> CHALLENGE: Present the following entries again, word for word and in full.

> MATERIAL FOR THE TASK:
--- START ---
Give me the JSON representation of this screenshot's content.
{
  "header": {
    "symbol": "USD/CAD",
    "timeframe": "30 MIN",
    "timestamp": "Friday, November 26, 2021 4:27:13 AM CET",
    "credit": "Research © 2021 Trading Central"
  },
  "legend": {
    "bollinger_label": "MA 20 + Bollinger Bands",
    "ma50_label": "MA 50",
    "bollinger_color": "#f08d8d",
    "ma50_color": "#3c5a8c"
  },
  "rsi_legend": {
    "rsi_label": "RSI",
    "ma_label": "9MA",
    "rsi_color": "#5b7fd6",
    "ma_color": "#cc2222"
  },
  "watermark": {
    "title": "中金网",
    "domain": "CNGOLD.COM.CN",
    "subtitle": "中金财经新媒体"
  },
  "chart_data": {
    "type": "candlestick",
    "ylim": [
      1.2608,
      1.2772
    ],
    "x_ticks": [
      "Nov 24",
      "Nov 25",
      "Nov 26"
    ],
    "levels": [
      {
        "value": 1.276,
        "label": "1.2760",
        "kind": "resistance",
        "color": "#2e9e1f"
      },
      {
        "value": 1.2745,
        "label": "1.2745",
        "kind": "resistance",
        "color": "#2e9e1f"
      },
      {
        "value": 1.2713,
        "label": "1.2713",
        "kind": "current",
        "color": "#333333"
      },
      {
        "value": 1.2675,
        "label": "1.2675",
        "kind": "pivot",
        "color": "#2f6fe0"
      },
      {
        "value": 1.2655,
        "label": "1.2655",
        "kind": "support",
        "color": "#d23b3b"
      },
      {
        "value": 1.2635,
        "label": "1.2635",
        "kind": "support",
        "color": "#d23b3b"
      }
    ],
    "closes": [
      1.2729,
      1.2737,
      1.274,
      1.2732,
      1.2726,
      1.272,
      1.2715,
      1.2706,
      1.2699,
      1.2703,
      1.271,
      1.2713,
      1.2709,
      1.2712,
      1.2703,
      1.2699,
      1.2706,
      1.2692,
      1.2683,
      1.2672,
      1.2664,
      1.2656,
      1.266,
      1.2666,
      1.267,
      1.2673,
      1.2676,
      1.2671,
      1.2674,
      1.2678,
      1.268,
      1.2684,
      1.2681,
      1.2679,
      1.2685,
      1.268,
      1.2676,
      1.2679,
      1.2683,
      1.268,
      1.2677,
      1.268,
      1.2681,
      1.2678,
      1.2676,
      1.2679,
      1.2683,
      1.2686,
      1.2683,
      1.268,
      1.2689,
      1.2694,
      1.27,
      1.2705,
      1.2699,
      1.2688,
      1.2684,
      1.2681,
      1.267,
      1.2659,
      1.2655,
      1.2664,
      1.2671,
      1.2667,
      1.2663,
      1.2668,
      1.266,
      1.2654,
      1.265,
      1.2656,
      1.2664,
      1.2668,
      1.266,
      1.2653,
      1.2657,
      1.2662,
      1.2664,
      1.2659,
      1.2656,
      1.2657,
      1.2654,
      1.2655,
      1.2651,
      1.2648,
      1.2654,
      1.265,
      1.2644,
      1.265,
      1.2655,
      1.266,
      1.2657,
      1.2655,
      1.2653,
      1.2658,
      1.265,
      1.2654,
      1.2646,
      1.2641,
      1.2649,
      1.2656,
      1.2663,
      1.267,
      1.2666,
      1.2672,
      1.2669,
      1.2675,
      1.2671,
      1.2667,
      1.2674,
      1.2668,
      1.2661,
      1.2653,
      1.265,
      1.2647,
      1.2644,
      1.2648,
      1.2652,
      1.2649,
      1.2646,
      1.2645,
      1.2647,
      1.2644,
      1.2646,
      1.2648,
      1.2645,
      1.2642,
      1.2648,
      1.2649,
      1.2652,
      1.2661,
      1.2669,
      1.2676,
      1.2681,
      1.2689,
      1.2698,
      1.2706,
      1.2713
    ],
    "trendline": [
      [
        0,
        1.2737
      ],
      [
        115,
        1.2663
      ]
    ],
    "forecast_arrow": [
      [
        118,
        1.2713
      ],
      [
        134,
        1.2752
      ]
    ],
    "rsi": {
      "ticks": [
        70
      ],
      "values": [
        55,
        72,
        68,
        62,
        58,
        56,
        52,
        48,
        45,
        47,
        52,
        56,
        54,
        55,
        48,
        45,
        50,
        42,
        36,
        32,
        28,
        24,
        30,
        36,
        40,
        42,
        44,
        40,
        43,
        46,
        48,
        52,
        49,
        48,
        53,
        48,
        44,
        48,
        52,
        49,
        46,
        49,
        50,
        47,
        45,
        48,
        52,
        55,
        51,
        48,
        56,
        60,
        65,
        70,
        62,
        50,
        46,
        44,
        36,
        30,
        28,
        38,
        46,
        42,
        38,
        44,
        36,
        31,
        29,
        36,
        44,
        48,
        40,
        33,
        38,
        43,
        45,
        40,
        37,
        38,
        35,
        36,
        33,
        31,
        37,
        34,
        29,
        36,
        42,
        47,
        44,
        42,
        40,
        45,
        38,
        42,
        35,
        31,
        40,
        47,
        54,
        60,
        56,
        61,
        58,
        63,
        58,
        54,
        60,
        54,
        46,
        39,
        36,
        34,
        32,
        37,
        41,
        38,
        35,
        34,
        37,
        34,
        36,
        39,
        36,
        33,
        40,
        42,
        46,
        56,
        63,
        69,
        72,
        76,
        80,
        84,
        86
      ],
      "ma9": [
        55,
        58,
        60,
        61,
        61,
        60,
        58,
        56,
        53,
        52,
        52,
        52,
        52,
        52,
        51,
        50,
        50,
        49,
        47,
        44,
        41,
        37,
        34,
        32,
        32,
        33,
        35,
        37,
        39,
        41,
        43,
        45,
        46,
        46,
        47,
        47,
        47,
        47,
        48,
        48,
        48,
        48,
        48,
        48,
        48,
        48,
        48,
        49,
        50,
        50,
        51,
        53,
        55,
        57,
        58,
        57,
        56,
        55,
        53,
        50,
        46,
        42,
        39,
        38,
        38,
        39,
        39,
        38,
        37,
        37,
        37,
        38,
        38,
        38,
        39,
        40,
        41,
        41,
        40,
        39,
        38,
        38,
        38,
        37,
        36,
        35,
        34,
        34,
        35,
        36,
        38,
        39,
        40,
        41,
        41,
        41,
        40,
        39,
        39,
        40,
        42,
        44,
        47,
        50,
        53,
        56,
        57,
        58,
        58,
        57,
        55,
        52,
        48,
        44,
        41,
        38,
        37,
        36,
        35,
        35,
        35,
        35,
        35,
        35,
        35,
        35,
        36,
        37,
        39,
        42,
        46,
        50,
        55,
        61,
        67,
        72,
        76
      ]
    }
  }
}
--- END ---
> EXERCISE RESPONSE:
Give me the JSON representation of this screenshot's content.
{
  "header": {
    "symbol": "USD/CAD",
    "timeframe": "30 MIN",
    "timestamp": "Friday, November 26, 2021 4:27:13 AM CET",
    "credit": "Research © 2021 Trading Central"
  },
  "legend": {
    "bollinger_label": "MA 20 + Bollinger Bands",
    "ma50_label": "MA 50",
    "bollinger_color": "#f08d8d",
    "ma50_color": "#3c5a8c"
  },
  "rsi_legend": {
    "rsi_label": "RSI",
    "ma_label": "9MA",
    "rsi_color": "#5b7fd6",
    "ma_color": "#cc2222"
  },
  "watermark": {
    "title": "中金网",
    "domain": "CNGOLD.COM.CN",
    "subtitle": "中金财经新媒体"
  },
  "chart_data": {
    "type": "candlestick",
    "ylim": [
      1.2608,
      1.2772
    ],
    "x_ticks": [
      "Nov 24",
      "Nov 25",
      "Nov 26"
    ],
    "levels": [
      {
        "value": 1.276,
        "label": "1.2760",
        "kind": "resistance",
        "color": "#2e9e1f"
      },
      {
        "value": 1.2745,
        "label": "1.2745",
        "kind": "resistance",
        "color": "#2e9e1f"
      },
      {
        "value": 1.2713,
        "label": "1.2713",
        "kind": "current",
        "color": "#333333"
      },
      {
        "value": 1.2675,
        "label": "1.2675",
        "kind": "pivot",
        "color": "#2f6fe0"
      },
      {
        "value": 1.2655,
        "label": "1.2655",
        "kind": "support",
        "color": "#d23b3b"
      },
      {
        "value": 1.2635,
        "label": "1.2635",
        "kind": "support",
        "color": "#d23b3b"
      }
    ],
    "closes": [
      1.2729,
      1.2737,
      1.274,
      1.2732,
      1.2726,
      1.272,
      1.2715,
      1.2706,
      1.2699,
      1.2703,
      1.271,
      1.2713,
      1.2709,
      1.2712,
      1.2703,
      1.2699,
      1.2706,
      1.2692,
      1.2683,
      1.2672,
      1.2664,
      1.2656,
      1.266,
      1.2666,
      1.267,
      1.2673,
      1.2676,
      1.2671,
      1.2674,
      1.2678,
      1.268,
      1.2684,
      1.2681,
      1.2679,
      1.2685,
      1.268,
      1.2676,
      1.2679,
      1.2683,
      1.268,
      1.2677,
      1.268,
      1.2681,
      1.2678,
      1.2676,
      1.2679,
      1.2683,
      1.2686,
      1.2683,
      1.268,
      1.2689,
      1.2694,
      1.27,
      1.2705,
      1.2699,
      1.2688,
      1.2684,
      1.2681,
      1.267,
      1.2659,
      1.2655,
      1.2664,
      1.2671,
      1.2667,
      1.2663,
      1.2668,
      1.266,
      1.2654,
      1.265,
      1.2656,
      1.2664,
      1.2668,
      1.266,
      1.2653,
      1.2657,
      1.2662,
      1.2664,
      1.2659,
      1.2656,
      1.2657,
      1.2654,
      1.2655,
      1.2651,
      1.2648,
      1.2654,
      1.265,
      1.2644,
      1.265,
      1.2655,
      1.266,
      1.2657,
      1.2655,
      1.2653,
      1.2658,
      1.265,
      1.2654,
      1.2646,
      1.2641,
      1.2649,
      1.2656,
      1.2663,
      1.267,
      1.2666,
      1.2672,
      1.2669,
      1.2675,
      1.2671,
      1.2667,
      1.2674,
      1.2668,
      1.2661,
      1.2653,
      1.265,
      1.2647,
      1.2644,
      1.2648,
      1.2652,
      1.2649,
      1.2646,
      1.2645,
      1.2647,
      1.2644,
      1.2646,
      1.2648,
      1.2645,
      1.2642,
      1.2648,
      1.2649,
      1.2652,
      1.2661,
      1.2669,
      1.2676,
      1.2681,
      1.2689,
      1.2698,
      1.2706,
      1.2713
    ],
    "trendline": [
      [
        0,
        1.2737
      ],
      [
        115,
        1.2663
      ]
    ],
    "forecast_arrow": [
      [
        118,
        1.2713
      ],
      [
        134,
        1.2752
      ]
    ],
    "rsi": {
      "ticks": [
        70
      ],
      "values": [
        55,
        72,
        68,
        62,
        58,
        56,
        52,
        48,
        45,
        47,
        52,
        56,
        54,
        55,
        48,
        45,
        50,
        42,
        36,
        32,
        28,
        24,
        30,
        36,
        40,
        42,
        44,
        40,
        43,
        46,
        48,
        52,
        49,
        48,
        53,
        48,
        44,
        48,
        52,
        49,
        46,
        49,
        50,
        47,
        45,
        48,
        52,
        55,
        51,
        48,
        56,
        60,
        65,
        70,
        62,
        50,
        46,
        44,
        36,
        30,
        28,
        38,
        46,
        42,
        38,
        44,
        36,
        31,
        29,
        36,
        44,
        48,
        40,
        33,
        38,
        43,
        45,
        40,
        37,
        38,
        35,
        36,
        33,
        31,
        37,
        34,
        29,
        36,
        42,
        47,
        44,
        42,
        40,
        45,
        38,
        42,
        35,
        31,
        40,
        47,
        54,
        60,
        56,
        61,
        58,
        63,
        58,
        54,
        60,
        54,
        46,
        39,
        36,
        34,
        32,
        37,
        41,
        38,
        35,
        34,
        37,
        34,
        36,
        39,
        36,
        33,
        40,
        42,
        46,
        56,
        63,
        69,
        72,
        76,
        80,
        84,
        86
      ],
      "ma9": [
        55,
        58,
        60,
        61,
        61,
        60,
        58,
        56,
        53,
        52,
        52,
        52,
        52,
        52,
        51,
        50,
        50,
        49,
        47,
        44,
        41,
        37,
        34,
        32,
        32,
        33,
        35,
        37,
        39,
        41,
        43,
        45,
        46,
        46,
        47,
        47,
        47,
        47,
        48,
        48,
        48,
        48,
        48,
        48,
        48,
        48,
        48,
        49,
        50,
        50,
        51,
        53,
        55,
        57,
        58,
        57,
        56,
        55,
        53,
        50,
        46,
        42,
        39,
        38,
        38,
        39,
        39,
        38,
        37,
        37,
        37,
        38,
        38,
        38,
        39,
        40,
        41,
        41,
        40,
        39,
        38,
        38,
        38,
        37,
        36,
        35,
        34,
        34,
        35,
        36,
        38,
        39,
        40,
        41,
        41,
        41,
        40,
        39,
        39,
        40,
        42,
        44,
        47,
        50,
        53,
        56,
        57,
        58,
        58,
        57,
        55,
        52,
        48,
        44,
        41,
        38,
        37,
        36,
        35,
        35,
        35,
        35,
        35,
        35,
        35,
        35,
        36,
        37,
        39,
        42,
        46,
        50,
        55,
        61,
        67,
        72,
        76
      ]
    }
  }
}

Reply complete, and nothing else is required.